EXERCISE TASKS:
1/ According to the sketch of Jacob Behmen, where was he born?
2/ In the sketch of Jacob Behmen, rewrite the part that opens with "ST. GEORGE'S FREE" and closes with "CHRIST in GOD.", changing "shoemaker" to "cobbler".

SOURCE EXCERPT:
■ ■ ■ ■ ■
ST. GEORGE'S FREE CHURCH, 5_th November_ 1894.


Jacob Behmen

Jacob Behmen, the greatest of the mystics, and the father of German philosophy, was all his life nothing better than a working shoemaker. He was born at Old Seidenberg, a village near Goerlitz in Silesia, in the year 1575, and he died at Goerlitz in the year 1624. Jacob Behmen has no biography. Jacob Behmen's books are his best biography. While working with his hands, Jacob Behmen's whole life was spent in the deepest and the most original thought; in piercing visions of GOD and of nature; in prayer, in praise, and in love to GOD and man. Of Jacob Behmen it may be said with the utmost truth and soberness that he lived and moved and had his being in GOD. Jacob Behmen has no biography because his whole life was hid with CHRIST in GOD.
■ ■ ■ ■ ■
SUPPLIED DATA:
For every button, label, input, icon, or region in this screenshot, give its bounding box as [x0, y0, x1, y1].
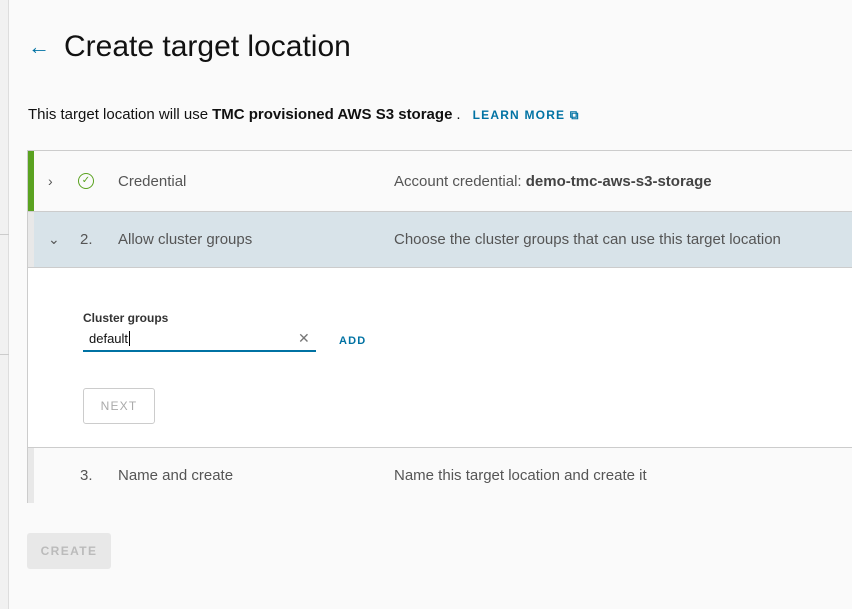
chevron-down-icon[interactable]: ⌄ — [48, 231, 60, 248]
clear-icon[interactable]: ✕ — [298, 330, 310, 347]
input-value: default — [89, 331, 129, 346]
intro-suffix: . — [456, 106, 461, 123]
external-link-icon: ⧉ — [569, 108, 580, 122]
learn-more-label: LEARN MORE — [472, 108, 566, 122]
intro-storage: TMC provisioned AWS S3 storage — [212, 106, 453, 123]
step-name-and-create[interactable]: 3. Name and create Name this target loca… — [28, 447, 852, 503]
add-button[interactable]: ADD — [339, 335, 366, 347]
arrow-left-icon[interactable]: ← — [28, 34, 64, 60]
credential-name: demo-tmc-aws-s3-storage — [525, 172, 712, 190]
learn-more-link[interactable]: LEARN MORE ⧉ — [473, 108, 580, 123]
step-status-bar — [28, 212, 34, 267]
step-label: Allow cluster groups — [118, 231, 253, 248]
check-circle-icon: ✓ — [78, 173, 94, 189]
step-credential[interactable]: › ✓ Credential Account credential: demo-… — [28, 151, 852, 212]
intro-text: This target location will use TMC provis… — [28, 106, 580, 123]
cluster-groups-label: Cluster groups — [83, 311, 169, 325]
intro-prefix: This target location will use — [28, 106, 209, 123]
step-description: Choose the cluster groups that can use t… — [394, 231, 781, 248]
chevron-right-icon[interactable]: › — [48, 173, 53, 189]
next-button[interactable]: NEXT — [83, 388, 155, 424]
step-allow-cluster-groups[interactable]: ⌄ 2. Allow cluster groups Choose the clu… — [28, 212, 852, 268]
desc-prefix: Account credential: — [394, 172, 522, 190]
step-status-bar — [28, 151, 34, 211]
page-header: ← Create target location — [28, 30, 351, 64]
step-description: Name this target location and create it — [394, 467, 647, 484]
side-panel-edge — [0, 0, 9, 609]
stepper: › ✓ Credential Account credential: demo-… — [27, 150, 852, 503]
step-description: Account credential: demo-tmc-aws-s3-stor… — [394, 173, 712, 190]
cluster-groups-input[interactable]: default — [83, 327, 316, 352]
step-status-bar — [28, 448, 34, 503]
step-label: Credential — [118, 172, 187, 190]
step-number: 3. — [80, 467, 93, 484]
create-button[interactable]: CREATE — [27, 533, 111, 569]
step-label: Name and create — [118, 467, 234, 484]
page-title: Create target location — [64, 30, 351, 63]
step-number: 2. — [80, 231, 93, 248]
■ ■ ■ ■ ■
IN RESPONSE:
1/ He was born at Old Seidenberg, a village near Goerlitz in Silesia.

2/
ST. GEORGE'S FREE CHURCH, 5_th November_ 1894.


Jacob Behmen

Jacob Behmen, the greatest of the mystics, and the father of German philosophy, was all his life nothing better than a working cobbler. He was born at Old Seidenberg, a village near Goerlitz in Silesia, in the year 1575, and he died at Goerlitz in the year 1624. Jacob Behmen has no biography. Jacob Behmen's books are his best biography. While working with his hands, Jacob Behmen's whole life was spent in the deepest and the most original thought; in piercing visions of GOD and of nature; in prayer, in praise, and in love to GOD and man. Of Jacob Behmen it may be said with the utmost truth and soberness that he lived and moved and had his being in GOD. Jacob Behmen has no biography because his whole life was hid with CHRIST in GOD.